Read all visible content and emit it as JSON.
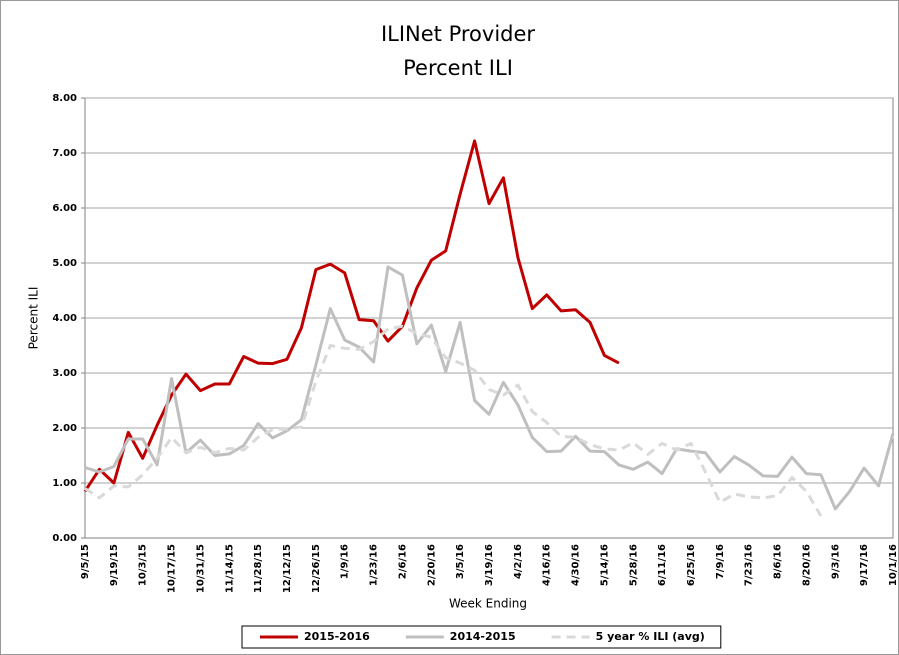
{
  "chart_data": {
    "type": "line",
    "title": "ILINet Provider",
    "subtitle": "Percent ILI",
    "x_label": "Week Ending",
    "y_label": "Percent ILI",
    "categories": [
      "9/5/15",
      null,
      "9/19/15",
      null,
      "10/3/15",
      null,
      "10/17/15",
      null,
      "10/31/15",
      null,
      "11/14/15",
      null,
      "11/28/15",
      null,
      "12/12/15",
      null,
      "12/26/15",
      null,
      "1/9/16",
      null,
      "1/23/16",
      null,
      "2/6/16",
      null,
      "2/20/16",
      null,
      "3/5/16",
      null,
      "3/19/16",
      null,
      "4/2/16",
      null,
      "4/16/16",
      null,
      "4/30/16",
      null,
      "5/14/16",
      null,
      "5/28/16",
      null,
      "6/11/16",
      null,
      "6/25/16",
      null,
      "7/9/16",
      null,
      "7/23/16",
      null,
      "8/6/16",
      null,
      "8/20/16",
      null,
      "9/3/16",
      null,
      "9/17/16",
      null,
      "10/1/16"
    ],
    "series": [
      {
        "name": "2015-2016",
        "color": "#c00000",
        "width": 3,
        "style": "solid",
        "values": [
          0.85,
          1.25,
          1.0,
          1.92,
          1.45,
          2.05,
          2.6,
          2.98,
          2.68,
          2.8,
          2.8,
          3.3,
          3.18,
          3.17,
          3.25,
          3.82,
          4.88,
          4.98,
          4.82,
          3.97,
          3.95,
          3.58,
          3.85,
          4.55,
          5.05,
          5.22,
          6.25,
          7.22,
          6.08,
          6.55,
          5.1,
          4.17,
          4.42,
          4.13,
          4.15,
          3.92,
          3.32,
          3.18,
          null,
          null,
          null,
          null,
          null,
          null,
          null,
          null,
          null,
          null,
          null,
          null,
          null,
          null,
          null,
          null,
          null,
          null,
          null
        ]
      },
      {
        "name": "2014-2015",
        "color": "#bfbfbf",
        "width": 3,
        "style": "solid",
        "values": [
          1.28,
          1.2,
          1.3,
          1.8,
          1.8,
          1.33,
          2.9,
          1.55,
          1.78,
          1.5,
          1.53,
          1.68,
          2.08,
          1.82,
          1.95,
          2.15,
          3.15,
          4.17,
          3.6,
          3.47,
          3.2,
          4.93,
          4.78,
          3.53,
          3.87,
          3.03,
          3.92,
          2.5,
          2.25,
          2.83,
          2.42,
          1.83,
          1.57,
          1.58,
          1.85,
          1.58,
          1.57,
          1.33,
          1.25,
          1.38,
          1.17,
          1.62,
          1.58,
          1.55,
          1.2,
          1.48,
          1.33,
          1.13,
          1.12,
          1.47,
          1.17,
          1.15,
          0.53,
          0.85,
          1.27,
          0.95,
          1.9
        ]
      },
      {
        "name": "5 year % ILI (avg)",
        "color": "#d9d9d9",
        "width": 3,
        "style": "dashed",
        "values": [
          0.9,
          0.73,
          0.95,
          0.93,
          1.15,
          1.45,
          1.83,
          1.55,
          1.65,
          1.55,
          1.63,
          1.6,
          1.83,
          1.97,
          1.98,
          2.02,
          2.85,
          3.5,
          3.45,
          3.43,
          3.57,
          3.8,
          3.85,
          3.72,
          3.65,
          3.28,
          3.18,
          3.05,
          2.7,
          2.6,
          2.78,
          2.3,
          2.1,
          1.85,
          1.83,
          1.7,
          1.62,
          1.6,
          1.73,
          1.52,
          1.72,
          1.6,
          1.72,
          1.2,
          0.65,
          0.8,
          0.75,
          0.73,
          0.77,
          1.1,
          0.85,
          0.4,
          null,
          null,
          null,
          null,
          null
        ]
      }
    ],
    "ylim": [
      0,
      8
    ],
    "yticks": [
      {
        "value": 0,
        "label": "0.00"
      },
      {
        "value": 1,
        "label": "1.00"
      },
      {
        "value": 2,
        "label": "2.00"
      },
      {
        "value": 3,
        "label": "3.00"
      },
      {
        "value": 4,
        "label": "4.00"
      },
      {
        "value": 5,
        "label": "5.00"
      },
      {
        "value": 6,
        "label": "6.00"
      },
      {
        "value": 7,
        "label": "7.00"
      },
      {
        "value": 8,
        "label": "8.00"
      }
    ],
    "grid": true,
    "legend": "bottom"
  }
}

———

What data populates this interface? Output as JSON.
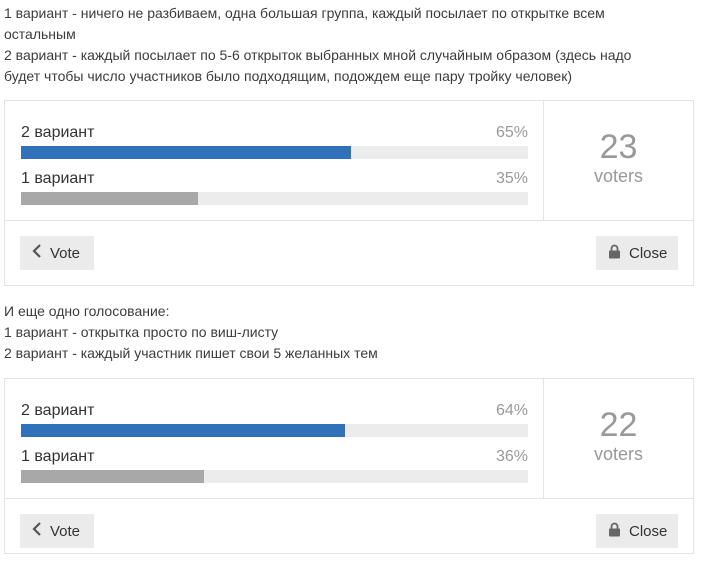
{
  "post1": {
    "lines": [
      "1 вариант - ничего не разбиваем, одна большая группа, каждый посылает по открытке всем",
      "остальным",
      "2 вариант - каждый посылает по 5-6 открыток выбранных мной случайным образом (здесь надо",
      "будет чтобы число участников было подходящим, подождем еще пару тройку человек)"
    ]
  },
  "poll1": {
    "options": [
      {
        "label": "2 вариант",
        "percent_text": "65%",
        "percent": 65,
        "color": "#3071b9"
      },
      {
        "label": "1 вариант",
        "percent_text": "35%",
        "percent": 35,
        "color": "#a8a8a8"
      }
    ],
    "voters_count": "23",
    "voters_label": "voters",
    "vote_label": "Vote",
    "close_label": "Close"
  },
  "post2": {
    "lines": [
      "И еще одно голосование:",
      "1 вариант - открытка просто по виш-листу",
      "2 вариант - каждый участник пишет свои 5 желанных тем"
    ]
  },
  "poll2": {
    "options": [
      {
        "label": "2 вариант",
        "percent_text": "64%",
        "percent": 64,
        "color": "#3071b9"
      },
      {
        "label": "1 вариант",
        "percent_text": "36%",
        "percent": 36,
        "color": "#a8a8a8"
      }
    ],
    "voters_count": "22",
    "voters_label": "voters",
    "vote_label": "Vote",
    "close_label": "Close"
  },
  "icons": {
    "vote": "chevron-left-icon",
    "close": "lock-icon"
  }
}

———

Written exercise:
Collect, from the material above, every line containing the word "каждый".

Exercise result:
      "1 вариант - ничего не разбиваем, одна большая группа, каждый посылает по открытке всем",
      "2 вариант - каждый посылает по 5-6 открыток выбранных мной случайным образом (здесь надо",
      "2 вариант - каждый участник пишет свои 5 желанных тем"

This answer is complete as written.